Reproduce the listing below exactly, minus its pictures.

════════════════════

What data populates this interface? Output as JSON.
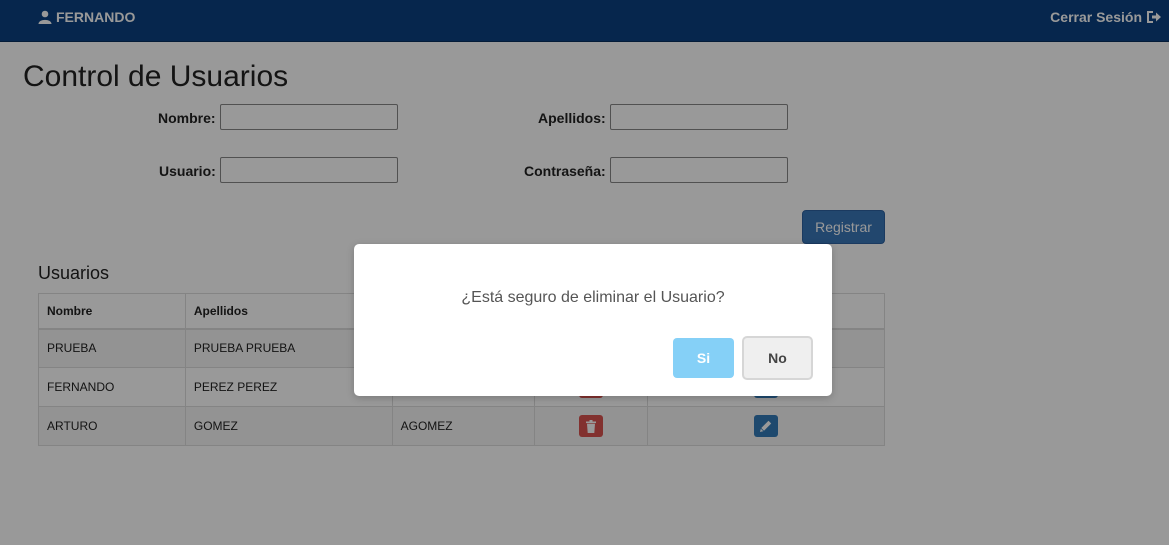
{
  "navbar": {
    "user_name": "FERNANDO",
    "logout_label": "Cerrar Sesión"
  },
  "page": {
    "title": "Control de Usuarios"
  },
  "form": {
    "nombre_label": "Nombre:",
    "apellidos_label": "Apellidos:",
    "usuario_label": "Usuario:",
    "contrasena_label": "Contraseña:",
    "nombre_value": "",
    "apellidos_value": "",
    "usuario_value": "",
    "contrasena_value": "",
    "register_label": "Registrar"
  },
  "users_section": {
    "title": "Usuarios",
    "headers": [
      "Nombre",
      "Apellidos"
    ],
    "rows": [
      {
        "nombre": "PRUEBA",
        "apellidos": "PRUEBA PRUEBA",
        "usuario": ""
      },
      {
        "nombre": "FERNANDO",
        "apellidos": "PEREZ PEREZ",
        "usuario": ""
      },
      {
        "nombre": "ARTURO",
        "apellidos": "GOMEZ",
        "usuario": "AGOMEZ"
      }
    ]
  },
  "modal": {
    "message": "¿Está seguro de eliminar el Usuario?",
    "confirm_label": "Si",
    "cancel_label": "No"
  },
  "icons": {
    "user": "user-icon",
    "logout": "sign-out-icon",
    "delete": "trash-icon",
    "edit": "pencil-icon"
  },
  "colors": {
    "navbar": "#0a4080",
    "primary_button": "#3a77b7",
    "delete_button": "#d9534f",
    "edit_button": "#337ab7",
    "modal_confirm": "#85d0f7"
  }
}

════════════════════

(Answer to the task):
What data populates this interface? Output as JSON.
{
  "navbar": {
    "user_name": "FERNANDO",
    "logout_label": "Cerrar Sesión"
  },
  "page": {
    "title": "Control de Usuarios"
  },
  "form": {
    "nombre_label": "Nombre:",
    "apellidos_label": "Apellidos:",
    "usuario_label": "Usuario:",
    "contrasena_label": "Contraseña:",
    "nombre_value": "",
    "apellidos_value": "",
    "usuario_value": "",
    "contrasena_value": "",
    "register_label": "Registrar"
  },
  "users_section": {
    "title": "Usuarios",
    "headers": [
      "Nombre",
      "Apellidos"
    ],
    "rows": [
      {
        "nombre": "PRUEBA",
        "apellidos": "PRUEBA PRUEBA",
        "usuario": ""
      },
      {
        "nombre": "FERNANDO",
        "apellidos": "PEREZ PEREZ",
        "usuario": ""
      },
      {
        "nombre": "ARTURO",
        "apellidos": "GOMEZ",
        "usuario": "AGOMEZ"
      }
    ]
  },
  "modal": {
    "message": "¿Está seguro de eliminar el Usuario?",
    "confirm_label": "Si",
    "cancel_label": "No"
  },
  "icons": {
    "user": "user-icon",
    "logout": "sign-out-icon",
    "delete": "trash-icon",
    "edit": "pencil-icon"
  },
  "colors": {
    "navbar": "#0a4080",
    "primary_button": "#3a77b7",
    "delete_button": "#d9534f",
    "edit_button": "#337ab7",
    "modal_confirm": "#85d0f7"
  }
}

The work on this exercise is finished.